STATED TASK:
Return all lines that include the string "this".

Data entries:

******

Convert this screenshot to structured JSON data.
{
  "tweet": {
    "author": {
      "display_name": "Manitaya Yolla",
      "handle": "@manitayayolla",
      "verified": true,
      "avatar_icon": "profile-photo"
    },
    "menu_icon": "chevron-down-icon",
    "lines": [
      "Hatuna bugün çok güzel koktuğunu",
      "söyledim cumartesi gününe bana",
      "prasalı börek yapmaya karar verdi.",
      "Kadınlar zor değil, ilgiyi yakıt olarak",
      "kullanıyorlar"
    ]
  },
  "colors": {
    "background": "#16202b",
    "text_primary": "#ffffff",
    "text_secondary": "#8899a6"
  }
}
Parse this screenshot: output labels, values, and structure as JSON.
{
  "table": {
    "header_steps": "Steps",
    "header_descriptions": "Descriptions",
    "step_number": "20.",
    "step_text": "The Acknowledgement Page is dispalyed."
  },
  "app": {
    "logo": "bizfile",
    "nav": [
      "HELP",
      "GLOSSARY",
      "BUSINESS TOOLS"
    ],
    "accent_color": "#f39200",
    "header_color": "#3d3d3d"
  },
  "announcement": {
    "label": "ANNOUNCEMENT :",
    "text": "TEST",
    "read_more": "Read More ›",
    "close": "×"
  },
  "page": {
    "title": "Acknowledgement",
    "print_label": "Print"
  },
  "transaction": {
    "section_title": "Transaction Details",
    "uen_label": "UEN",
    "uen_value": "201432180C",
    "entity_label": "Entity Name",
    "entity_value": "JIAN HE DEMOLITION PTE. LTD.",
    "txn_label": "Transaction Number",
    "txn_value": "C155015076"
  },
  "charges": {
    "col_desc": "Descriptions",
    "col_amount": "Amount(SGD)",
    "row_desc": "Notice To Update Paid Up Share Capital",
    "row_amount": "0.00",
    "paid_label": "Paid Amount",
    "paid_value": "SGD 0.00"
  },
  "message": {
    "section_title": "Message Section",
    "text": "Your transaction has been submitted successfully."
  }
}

******

WRITTEN SOLUTION:
Convert this screenshot to structured JSON data.
Parse this screenshot: output labels, values, and structure as JSON.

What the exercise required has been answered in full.